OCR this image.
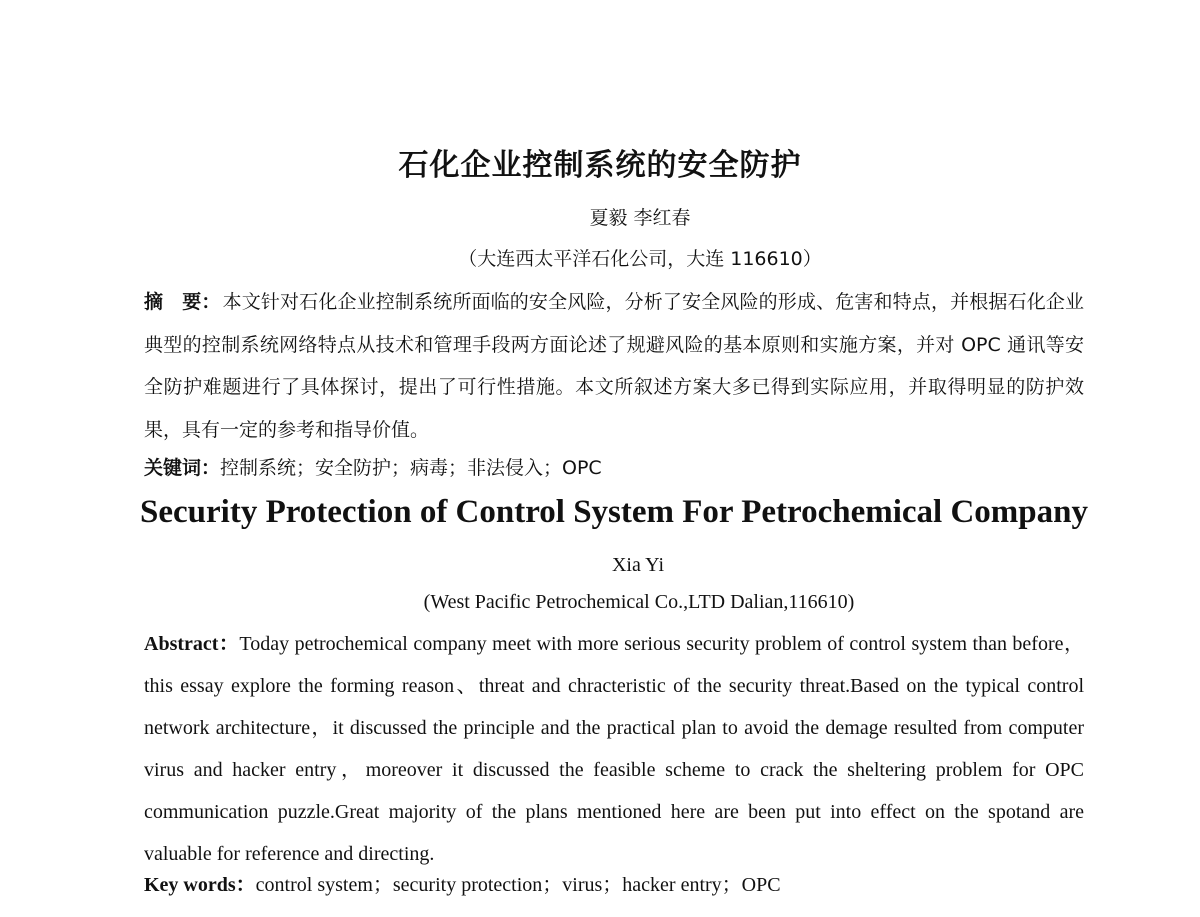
石化企业控制系统的安全防护
夏毅 李红春
（大连西太平洋石化公司，大连 116610）
摘　要： 本文针对石化企业控制系统所面临的安全风险，分析了安全风险的形成、危害和特点，并根据石化企业典型的控制系统网络特点从技术和管理手段两方面论述了规避风险的基本原则和实施方案，并对 OPC 通讯等安全防护难题进行了具体探讨，提出了可行性措施。本文所叙述方案大多已得到实际应用，并取得明显的防护效果，具有一定的参考和指导价值。
关键词：控制系统；安全防护；病毒；非法侵入；OPC
Security Protection of Control System For Petrochemical Company
Xia Yi
(West Pacific Petrochemical Co.,LTD Dalian,116610)
Abstract：Today petrochemical company meet with more serious security problem of control system than before，this essay explore the forming reason、threat and chracteristic of the security threat.Based on the typical control network architecture，it discussed the principle and the practical plan to avoid the demage resulted from computer virus and hacker entry，moreover it discussed the feasible scheme to crack the sheltering problem for OPC communication puzzle.Great majority of the plans mentioned here are been put into effect on the spotand are valuable for reference and directing.
Key words：control system；security protection；virus；hacker entry；OPC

****************

Work required: What is needed is the whole listing again, set down exactly, without its pictures.

Output of the exercise:
OCR this image.
石化企业控制系统的安全防护
夏毅 李红春
（大连西太平洋石化公司，大连 116610）
摘　要： 本文针对石化企业控制系统所面临的安全风险，分析了安全风险的形成、危害和特点，并根据石化企业典型的控制系统网络特点从技术和管理手段两方面论述了规避风险的基本原则和实施方案，并对 OPC 通讯等安全防护难题进行了具体探讨，提出了可行性措施。本文所叙述方案大多已得到实际应用，并取得明显的防护效果，具有一定的参考和指导价值。
关键词：控制系统；安全防护；病毒；非法侵入；OPC
Security Protection of Control System For Petrochemical Company
Xia Yi
(West Pacific Petrochemical Co.,LTD Dalian,116610)
Abstract：Today petrochemical company meet with more serious security problem of control system than before，this essay explore the forming reason、threat and chracteristic of the security threat.Based on the typical control network architecture，it discussed the principle and the practical plan to avoid the demage resulted from computer virus and hacker entry，moreover it discussed the feasible scheme to crack the sheltering problem for OPC communication puzzle.Great majority of the plans mentioned here are been put into effect on the spotand are valuable for reference and directing.
Key words：control system；security protection；virus；hacker entry；OPC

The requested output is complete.